» What to work on: Isolate every line in the data with the string "переселить" and copy it.

» The data:
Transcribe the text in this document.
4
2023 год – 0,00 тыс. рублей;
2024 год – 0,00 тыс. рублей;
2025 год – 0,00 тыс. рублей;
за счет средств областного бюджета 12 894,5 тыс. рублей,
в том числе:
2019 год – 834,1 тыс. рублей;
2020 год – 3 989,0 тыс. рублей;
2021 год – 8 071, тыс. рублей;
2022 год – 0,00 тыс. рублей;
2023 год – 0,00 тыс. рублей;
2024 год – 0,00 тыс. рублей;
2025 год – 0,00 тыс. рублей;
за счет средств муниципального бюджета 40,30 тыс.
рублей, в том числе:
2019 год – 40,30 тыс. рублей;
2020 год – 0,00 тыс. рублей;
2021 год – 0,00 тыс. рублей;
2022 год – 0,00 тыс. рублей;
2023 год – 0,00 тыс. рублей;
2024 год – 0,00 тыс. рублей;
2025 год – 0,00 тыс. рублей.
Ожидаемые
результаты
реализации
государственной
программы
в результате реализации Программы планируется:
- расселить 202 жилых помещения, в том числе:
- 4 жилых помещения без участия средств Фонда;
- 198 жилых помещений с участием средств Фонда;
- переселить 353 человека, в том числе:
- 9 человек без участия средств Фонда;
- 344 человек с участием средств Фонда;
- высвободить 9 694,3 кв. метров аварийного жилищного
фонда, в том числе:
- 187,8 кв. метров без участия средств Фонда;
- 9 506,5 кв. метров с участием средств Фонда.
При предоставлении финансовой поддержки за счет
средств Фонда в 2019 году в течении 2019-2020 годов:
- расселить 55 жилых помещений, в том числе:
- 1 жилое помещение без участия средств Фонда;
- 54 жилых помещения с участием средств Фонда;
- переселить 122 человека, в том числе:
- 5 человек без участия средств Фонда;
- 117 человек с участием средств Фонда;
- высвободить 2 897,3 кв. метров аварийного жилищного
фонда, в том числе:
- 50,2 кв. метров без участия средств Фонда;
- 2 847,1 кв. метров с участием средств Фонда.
==
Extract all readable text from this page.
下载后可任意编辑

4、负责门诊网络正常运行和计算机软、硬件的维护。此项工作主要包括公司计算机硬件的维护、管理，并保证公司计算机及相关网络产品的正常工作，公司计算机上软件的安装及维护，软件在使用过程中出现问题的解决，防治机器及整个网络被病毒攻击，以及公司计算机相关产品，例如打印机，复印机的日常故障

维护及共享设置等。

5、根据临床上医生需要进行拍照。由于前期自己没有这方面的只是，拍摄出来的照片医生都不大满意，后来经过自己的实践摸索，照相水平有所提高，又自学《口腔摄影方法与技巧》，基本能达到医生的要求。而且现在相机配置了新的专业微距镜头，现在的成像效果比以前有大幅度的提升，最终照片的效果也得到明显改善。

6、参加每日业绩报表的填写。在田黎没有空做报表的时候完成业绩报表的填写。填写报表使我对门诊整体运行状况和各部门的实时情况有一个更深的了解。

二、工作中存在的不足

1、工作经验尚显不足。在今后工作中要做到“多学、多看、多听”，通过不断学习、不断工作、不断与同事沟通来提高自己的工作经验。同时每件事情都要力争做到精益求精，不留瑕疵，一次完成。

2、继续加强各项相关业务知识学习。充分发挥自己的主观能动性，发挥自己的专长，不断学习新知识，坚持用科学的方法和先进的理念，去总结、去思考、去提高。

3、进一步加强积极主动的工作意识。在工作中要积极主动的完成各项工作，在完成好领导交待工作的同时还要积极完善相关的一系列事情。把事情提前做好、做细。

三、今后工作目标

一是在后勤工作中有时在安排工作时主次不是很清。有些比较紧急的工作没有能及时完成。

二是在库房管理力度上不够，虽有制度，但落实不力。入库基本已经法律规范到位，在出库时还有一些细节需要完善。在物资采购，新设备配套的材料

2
--
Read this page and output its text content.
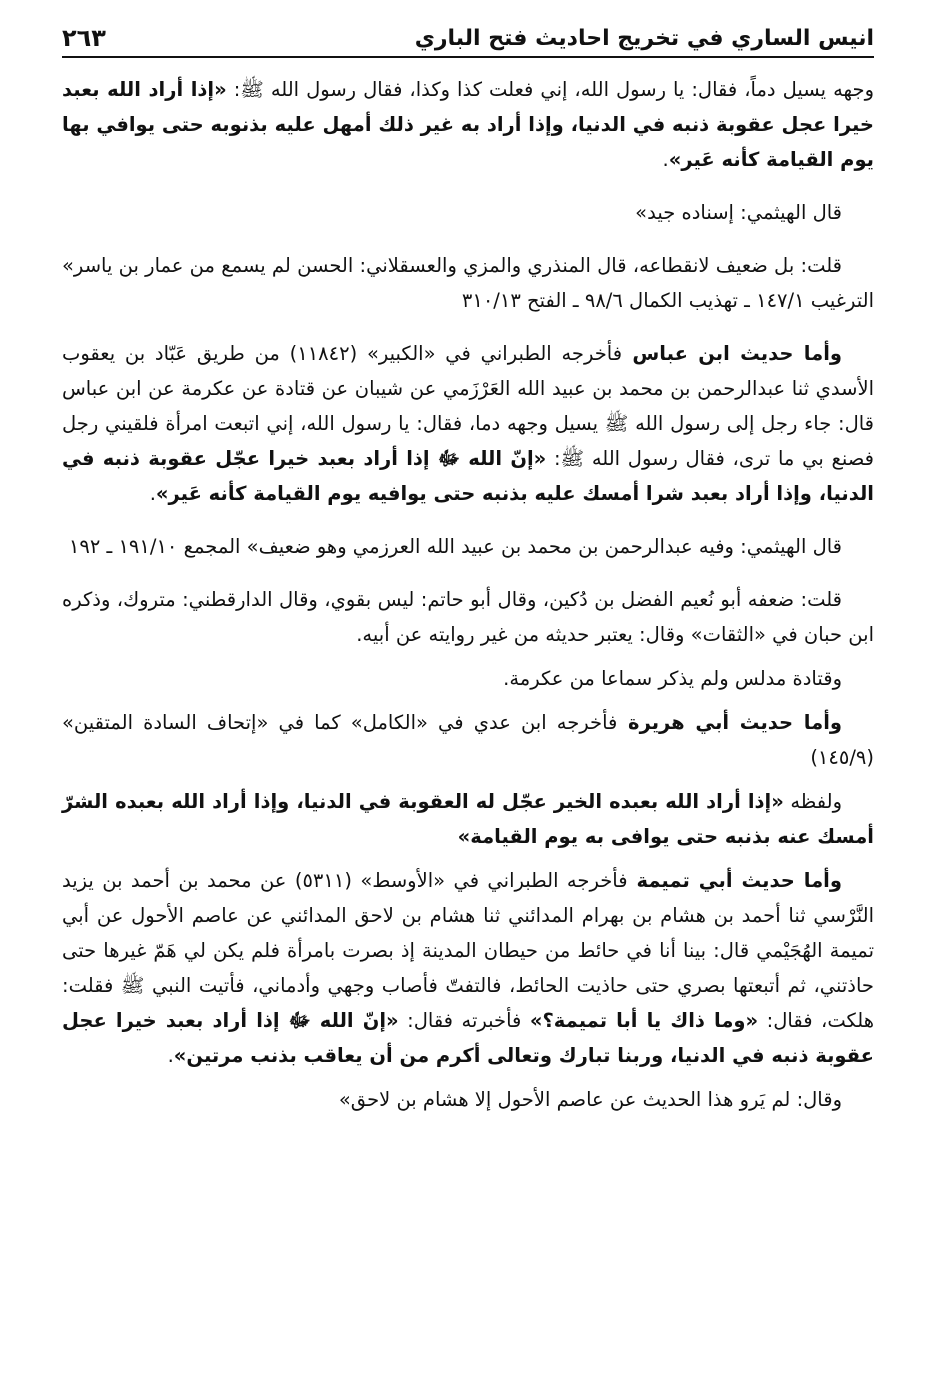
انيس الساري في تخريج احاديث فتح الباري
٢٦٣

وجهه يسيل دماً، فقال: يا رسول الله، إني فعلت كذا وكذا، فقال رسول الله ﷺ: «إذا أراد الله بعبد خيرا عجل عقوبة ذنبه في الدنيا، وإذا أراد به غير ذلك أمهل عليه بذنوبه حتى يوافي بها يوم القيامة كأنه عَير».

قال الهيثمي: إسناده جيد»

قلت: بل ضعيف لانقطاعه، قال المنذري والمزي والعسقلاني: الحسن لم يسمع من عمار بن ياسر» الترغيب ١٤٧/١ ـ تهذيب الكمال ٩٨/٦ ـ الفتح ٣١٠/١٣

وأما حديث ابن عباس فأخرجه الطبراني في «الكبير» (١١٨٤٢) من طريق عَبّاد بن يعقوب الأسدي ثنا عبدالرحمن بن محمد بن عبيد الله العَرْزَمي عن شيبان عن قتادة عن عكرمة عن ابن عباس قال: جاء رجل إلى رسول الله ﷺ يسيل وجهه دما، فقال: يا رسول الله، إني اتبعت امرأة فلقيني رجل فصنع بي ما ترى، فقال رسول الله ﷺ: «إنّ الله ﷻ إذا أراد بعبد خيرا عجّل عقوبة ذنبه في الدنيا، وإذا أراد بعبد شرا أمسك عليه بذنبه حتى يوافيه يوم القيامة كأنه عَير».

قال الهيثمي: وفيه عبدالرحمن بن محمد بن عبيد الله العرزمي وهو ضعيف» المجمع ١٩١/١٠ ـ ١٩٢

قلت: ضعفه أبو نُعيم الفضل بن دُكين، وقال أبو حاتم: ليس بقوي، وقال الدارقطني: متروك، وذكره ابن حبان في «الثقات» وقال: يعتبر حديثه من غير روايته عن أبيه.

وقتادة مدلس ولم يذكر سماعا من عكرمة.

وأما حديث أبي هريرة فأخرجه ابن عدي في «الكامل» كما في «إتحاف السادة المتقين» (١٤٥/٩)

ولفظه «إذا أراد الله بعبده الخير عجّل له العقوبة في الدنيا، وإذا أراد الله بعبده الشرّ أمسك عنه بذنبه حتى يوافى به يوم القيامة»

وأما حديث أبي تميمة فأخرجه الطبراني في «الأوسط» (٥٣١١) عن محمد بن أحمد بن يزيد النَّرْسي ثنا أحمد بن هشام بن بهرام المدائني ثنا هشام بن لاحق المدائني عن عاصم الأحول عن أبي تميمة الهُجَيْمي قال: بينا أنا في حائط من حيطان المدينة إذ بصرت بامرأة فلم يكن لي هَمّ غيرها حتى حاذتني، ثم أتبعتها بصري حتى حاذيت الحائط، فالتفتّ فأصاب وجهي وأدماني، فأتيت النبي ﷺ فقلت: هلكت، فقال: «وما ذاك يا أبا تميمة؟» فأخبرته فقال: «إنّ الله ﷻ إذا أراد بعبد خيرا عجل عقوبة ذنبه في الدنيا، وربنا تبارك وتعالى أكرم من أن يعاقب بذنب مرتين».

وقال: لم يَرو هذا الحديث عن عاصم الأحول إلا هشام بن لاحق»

» Response:
- переселить 353 человека, в том числе:
- переселить 122 человека, в том числе:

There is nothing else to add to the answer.